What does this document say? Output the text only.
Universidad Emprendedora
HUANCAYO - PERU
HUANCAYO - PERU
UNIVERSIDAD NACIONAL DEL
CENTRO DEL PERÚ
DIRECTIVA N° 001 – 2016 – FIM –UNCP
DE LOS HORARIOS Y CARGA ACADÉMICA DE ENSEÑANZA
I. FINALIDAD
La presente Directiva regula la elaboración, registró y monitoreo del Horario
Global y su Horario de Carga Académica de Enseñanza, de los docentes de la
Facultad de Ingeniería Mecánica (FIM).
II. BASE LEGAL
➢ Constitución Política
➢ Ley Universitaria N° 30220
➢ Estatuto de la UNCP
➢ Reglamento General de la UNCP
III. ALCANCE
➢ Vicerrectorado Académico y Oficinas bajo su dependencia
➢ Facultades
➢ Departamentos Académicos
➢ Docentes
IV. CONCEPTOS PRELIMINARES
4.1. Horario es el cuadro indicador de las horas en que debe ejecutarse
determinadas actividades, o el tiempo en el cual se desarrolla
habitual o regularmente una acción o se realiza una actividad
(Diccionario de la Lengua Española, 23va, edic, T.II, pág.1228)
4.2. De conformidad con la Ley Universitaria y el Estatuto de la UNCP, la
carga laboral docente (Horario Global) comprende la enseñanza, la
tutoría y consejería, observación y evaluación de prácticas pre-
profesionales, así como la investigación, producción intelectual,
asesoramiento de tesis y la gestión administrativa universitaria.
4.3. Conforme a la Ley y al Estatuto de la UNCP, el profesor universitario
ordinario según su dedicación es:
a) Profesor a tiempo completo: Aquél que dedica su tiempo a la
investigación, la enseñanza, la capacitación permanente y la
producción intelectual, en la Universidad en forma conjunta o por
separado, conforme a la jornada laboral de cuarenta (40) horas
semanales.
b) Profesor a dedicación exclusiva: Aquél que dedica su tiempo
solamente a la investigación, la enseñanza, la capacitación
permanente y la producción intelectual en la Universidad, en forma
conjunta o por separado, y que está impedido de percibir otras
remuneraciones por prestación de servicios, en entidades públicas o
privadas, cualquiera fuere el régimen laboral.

════════════════

*Problem to solve*: Locate all lines holding the word "forma", then copy them out.

*Answer below*:
producción intelectual, en la Universidad en forma conjunta o por
permanente y la producción intelectual en la Universidad, en forma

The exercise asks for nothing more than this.